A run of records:
********

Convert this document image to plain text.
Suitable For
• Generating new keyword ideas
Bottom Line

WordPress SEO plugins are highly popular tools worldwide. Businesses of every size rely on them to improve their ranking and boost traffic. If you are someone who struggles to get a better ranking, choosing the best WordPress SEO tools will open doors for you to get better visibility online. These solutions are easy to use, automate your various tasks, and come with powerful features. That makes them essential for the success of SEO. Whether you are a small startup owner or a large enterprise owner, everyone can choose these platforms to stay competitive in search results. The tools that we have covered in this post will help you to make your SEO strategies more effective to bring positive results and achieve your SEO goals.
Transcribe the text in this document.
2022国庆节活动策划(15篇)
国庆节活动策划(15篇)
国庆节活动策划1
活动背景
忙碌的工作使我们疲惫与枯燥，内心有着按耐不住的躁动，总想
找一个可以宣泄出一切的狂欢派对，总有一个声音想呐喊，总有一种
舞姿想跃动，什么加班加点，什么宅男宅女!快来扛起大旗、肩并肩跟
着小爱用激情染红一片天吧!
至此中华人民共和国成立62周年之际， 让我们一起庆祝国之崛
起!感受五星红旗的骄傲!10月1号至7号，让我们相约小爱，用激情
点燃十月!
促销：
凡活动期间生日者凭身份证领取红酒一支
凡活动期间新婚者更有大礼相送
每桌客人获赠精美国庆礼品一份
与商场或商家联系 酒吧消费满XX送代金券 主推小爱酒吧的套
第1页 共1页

********

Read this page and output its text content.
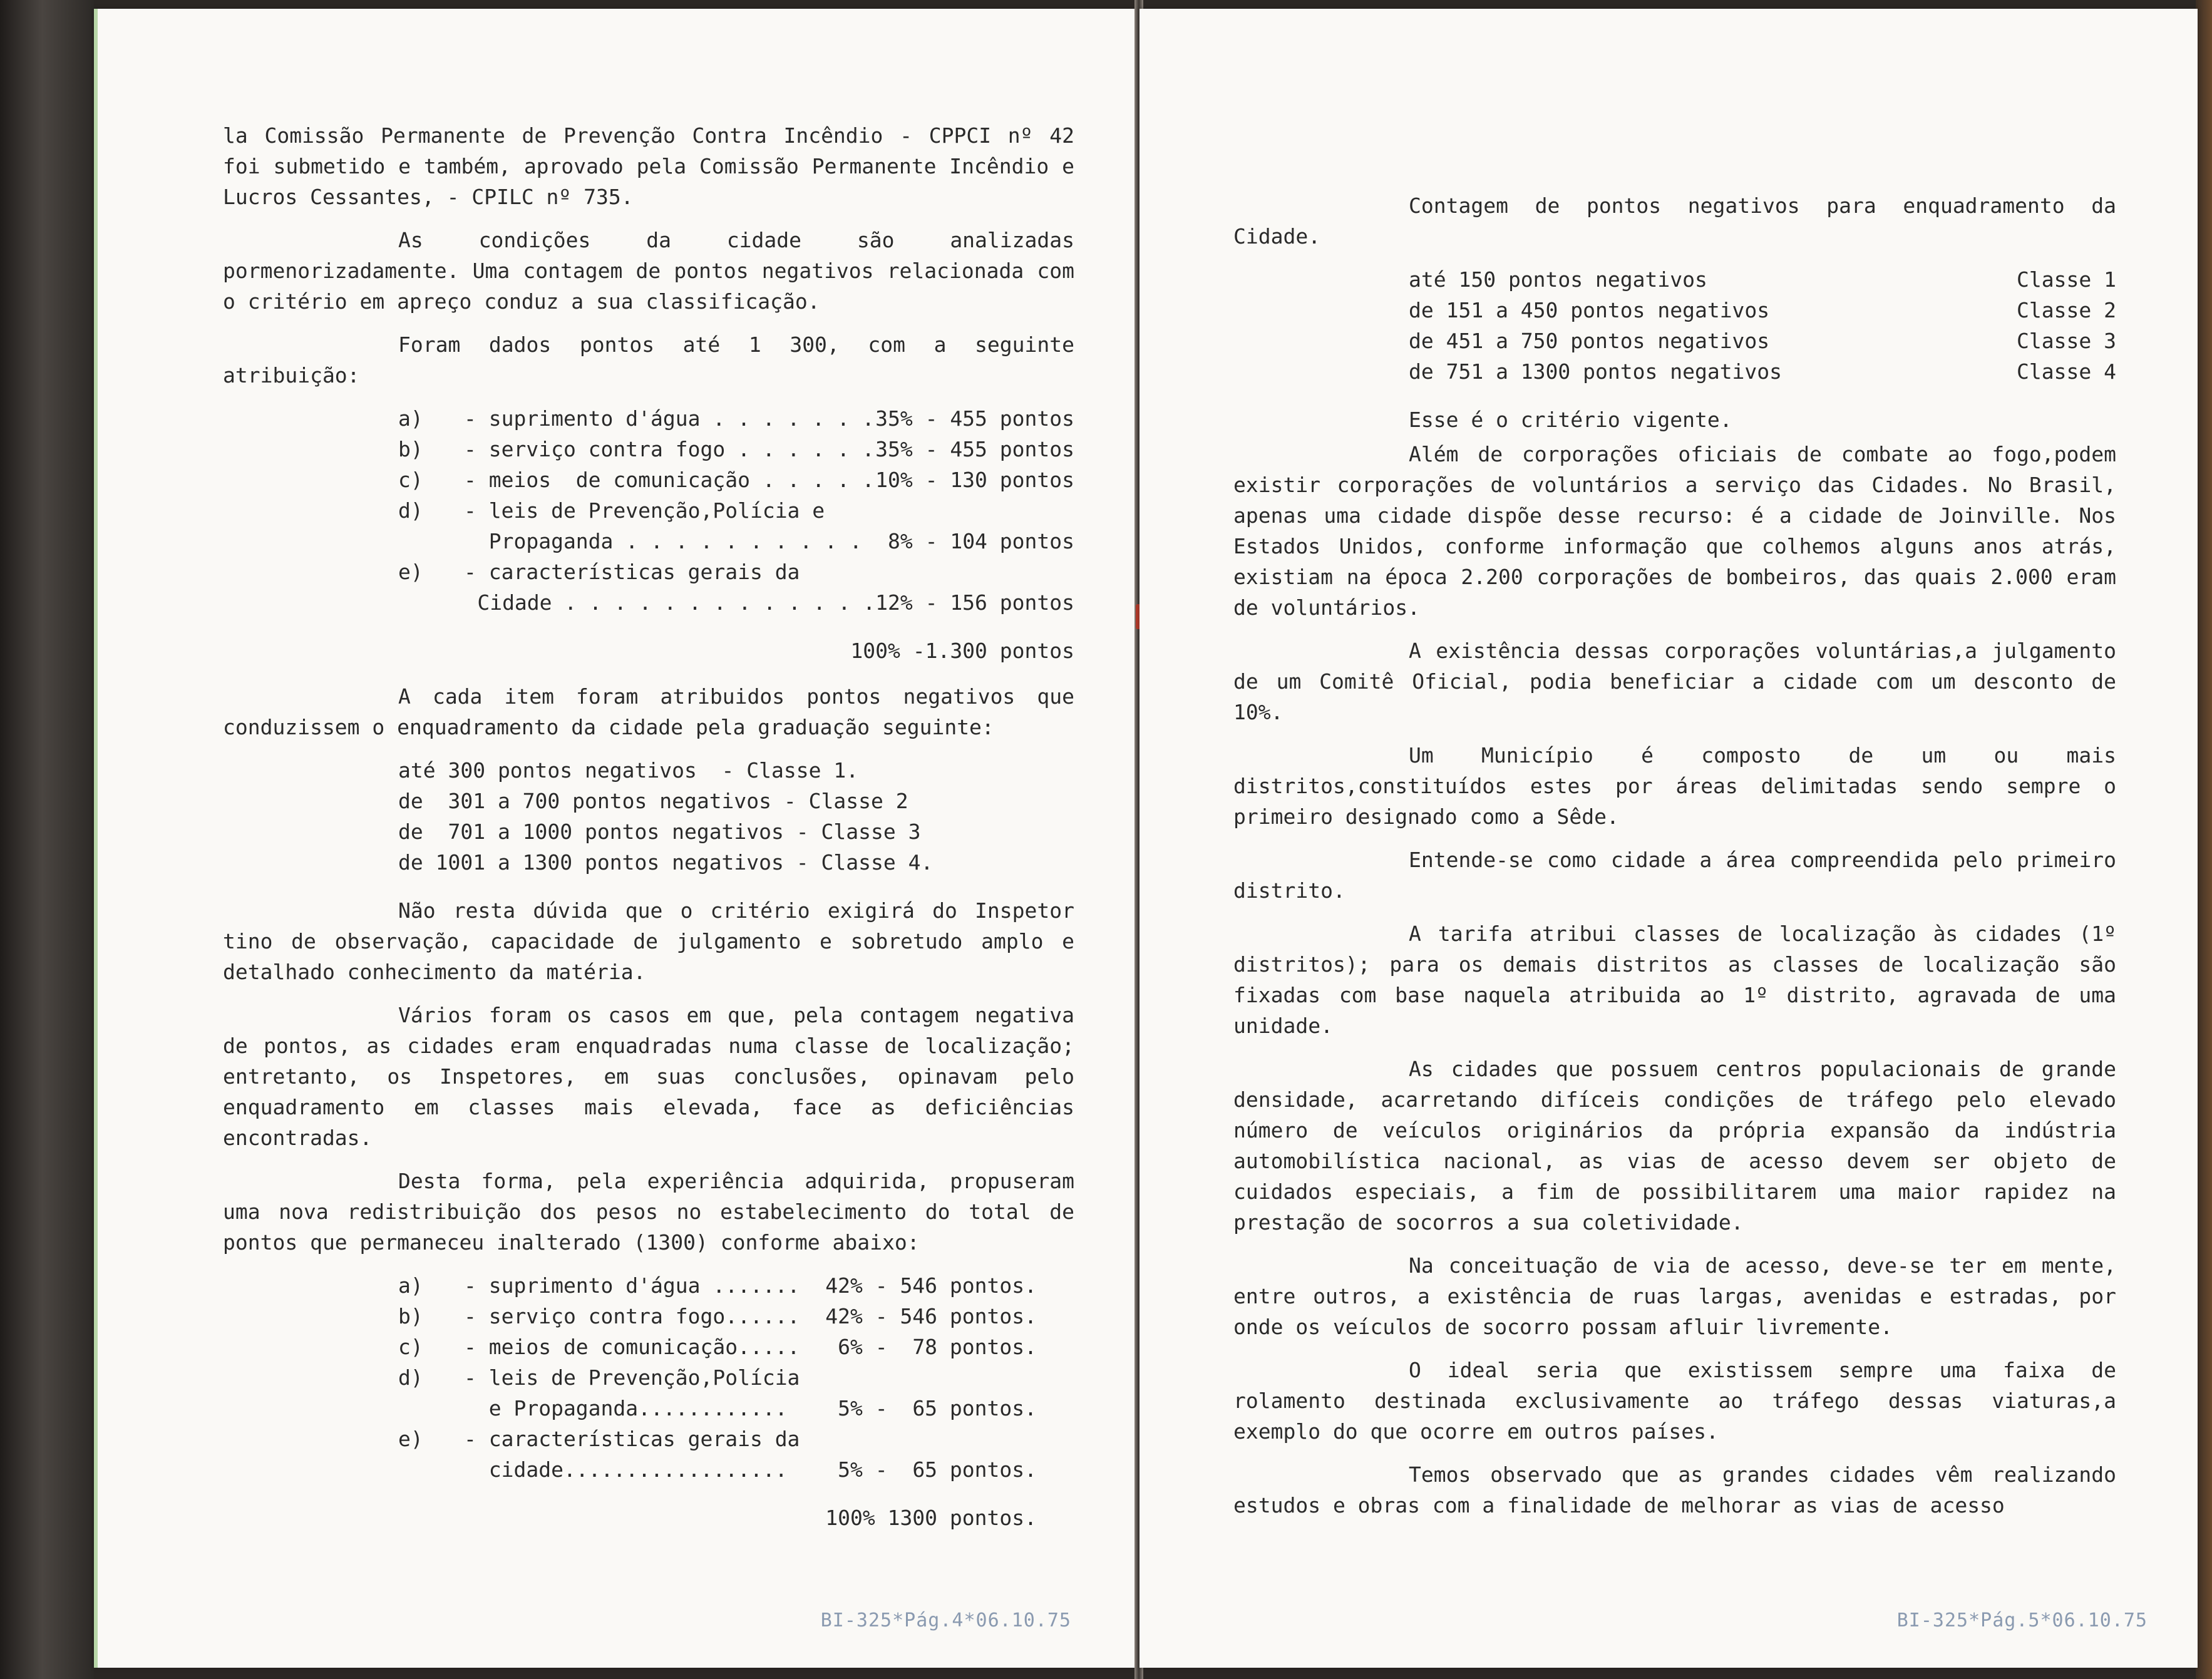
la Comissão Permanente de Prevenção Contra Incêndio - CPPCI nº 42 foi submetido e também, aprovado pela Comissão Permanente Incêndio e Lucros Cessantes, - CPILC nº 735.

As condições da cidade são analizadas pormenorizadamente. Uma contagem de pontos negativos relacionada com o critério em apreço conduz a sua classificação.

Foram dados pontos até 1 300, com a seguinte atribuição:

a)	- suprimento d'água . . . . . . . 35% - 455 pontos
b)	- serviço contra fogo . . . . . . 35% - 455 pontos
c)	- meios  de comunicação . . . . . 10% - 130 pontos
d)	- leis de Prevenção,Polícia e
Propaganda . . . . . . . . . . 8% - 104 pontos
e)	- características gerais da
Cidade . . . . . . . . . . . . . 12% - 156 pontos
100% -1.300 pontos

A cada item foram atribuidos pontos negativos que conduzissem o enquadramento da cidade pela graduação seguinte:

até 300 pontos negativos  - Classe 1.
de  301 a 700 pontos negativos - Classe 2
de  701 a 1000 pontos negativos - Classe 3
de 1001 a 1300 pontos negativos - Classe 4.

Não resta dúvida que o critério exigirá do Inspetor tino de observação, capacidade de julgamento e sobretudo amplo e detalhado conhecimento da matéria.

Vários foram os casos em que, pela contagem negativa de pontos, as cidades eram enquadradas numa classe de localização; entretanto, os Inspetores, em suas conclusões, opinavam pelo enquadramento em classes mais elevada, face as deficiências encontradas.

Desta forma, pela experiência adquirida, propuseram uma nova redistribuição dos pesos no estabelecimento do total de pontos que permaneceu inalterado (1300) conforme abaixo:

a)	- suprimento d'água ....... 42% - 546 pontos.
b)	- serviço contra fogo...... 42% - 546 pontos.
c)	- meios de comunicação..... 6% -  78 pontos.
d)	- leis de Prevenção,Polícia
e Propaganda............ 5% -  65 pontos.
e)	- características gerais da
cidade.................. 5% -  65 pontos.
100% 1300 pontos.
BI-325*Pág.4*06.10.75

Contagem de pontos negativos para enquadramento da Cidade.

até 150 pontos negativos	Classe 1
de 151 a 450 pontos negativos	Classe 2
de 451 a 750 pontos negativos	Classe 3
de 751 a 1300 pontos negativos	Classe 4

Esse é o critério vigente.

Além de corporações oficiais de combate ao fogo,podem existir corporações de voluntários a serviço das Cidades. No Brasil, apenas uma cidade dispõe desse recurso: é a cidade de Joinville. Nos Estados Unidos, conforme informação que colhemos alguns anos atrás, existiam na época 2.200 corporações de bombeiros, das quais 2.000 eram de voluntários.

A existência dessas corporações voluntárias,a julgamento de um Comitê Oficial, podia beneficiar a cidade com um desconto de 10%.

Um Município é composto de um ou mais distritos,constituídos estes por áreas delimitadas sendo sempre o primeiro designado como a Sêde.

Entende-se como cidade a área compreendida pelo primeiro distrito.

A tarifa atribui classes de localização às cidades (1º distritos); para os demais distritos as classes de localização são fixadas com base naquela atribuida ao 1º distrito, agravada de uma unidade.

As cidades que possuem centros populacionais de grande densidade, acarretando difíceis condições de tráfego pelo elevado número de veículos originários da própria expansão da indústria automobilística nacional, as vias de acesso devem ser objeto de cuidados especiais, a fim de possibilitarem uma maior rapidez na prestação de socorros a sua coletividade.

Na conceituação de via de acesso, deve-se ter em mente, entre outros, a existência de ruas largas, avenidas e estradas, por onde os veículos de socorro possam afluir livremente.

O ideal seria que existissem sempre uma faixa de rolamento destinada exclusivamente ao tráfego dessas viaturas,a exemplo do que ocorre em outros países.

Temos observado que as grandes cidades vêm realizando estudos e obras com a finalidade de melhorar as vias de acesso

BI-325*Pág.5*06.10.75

********

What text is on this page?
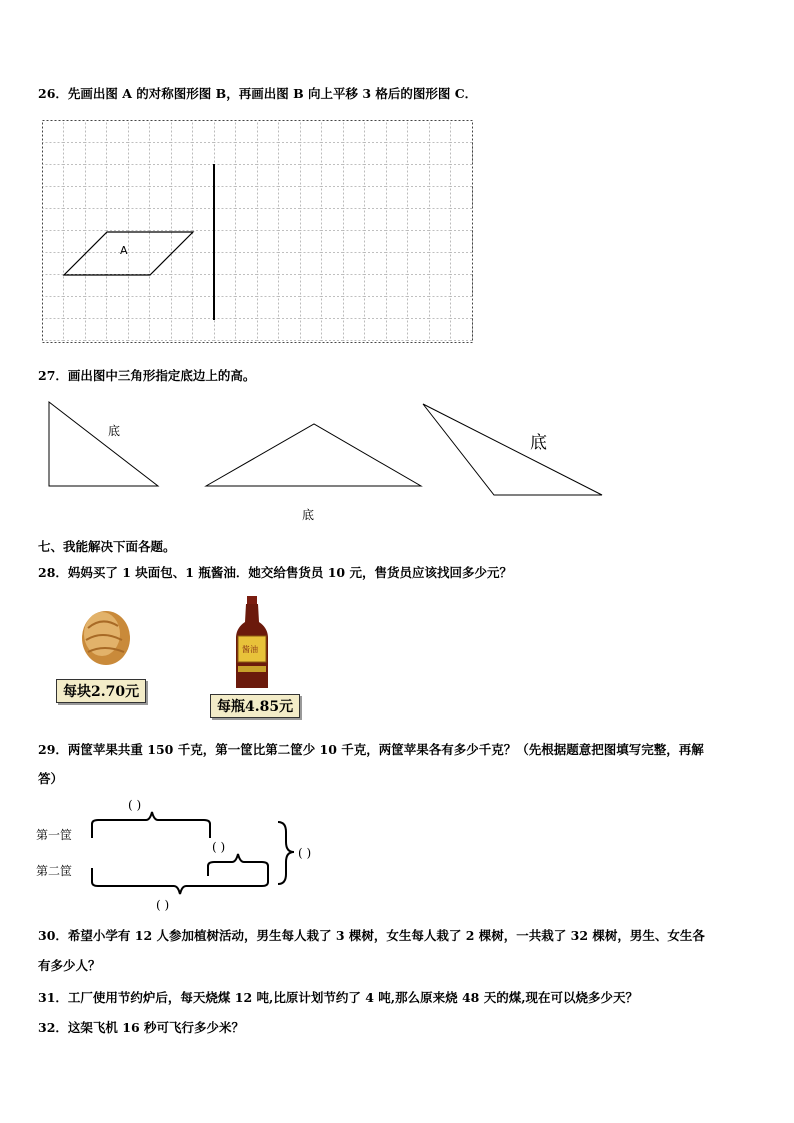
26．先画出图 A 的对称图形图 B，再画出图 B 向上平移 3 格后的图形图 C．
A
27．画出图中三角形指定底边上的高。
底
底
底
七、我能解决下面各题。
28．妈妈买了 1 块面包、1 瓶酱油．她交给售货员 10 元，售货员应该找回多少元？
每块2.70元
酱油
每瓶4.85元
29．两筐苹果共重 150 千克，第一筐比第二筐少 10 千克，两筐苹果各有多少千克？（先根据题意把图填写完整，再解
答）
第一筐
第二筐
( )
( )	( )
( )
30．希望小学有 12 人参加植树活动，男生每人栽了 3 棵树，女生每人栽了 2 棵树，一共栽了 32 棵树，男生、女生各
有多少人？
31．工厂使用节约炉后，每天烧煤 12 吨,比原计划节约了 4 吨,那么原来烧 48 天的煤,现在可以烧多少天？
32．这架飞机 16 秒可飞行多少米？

********

▸ **What is required**:
Say how many lines in the records hold the string "conforme", and say nothing else.

▸ **Answer to this task**:
2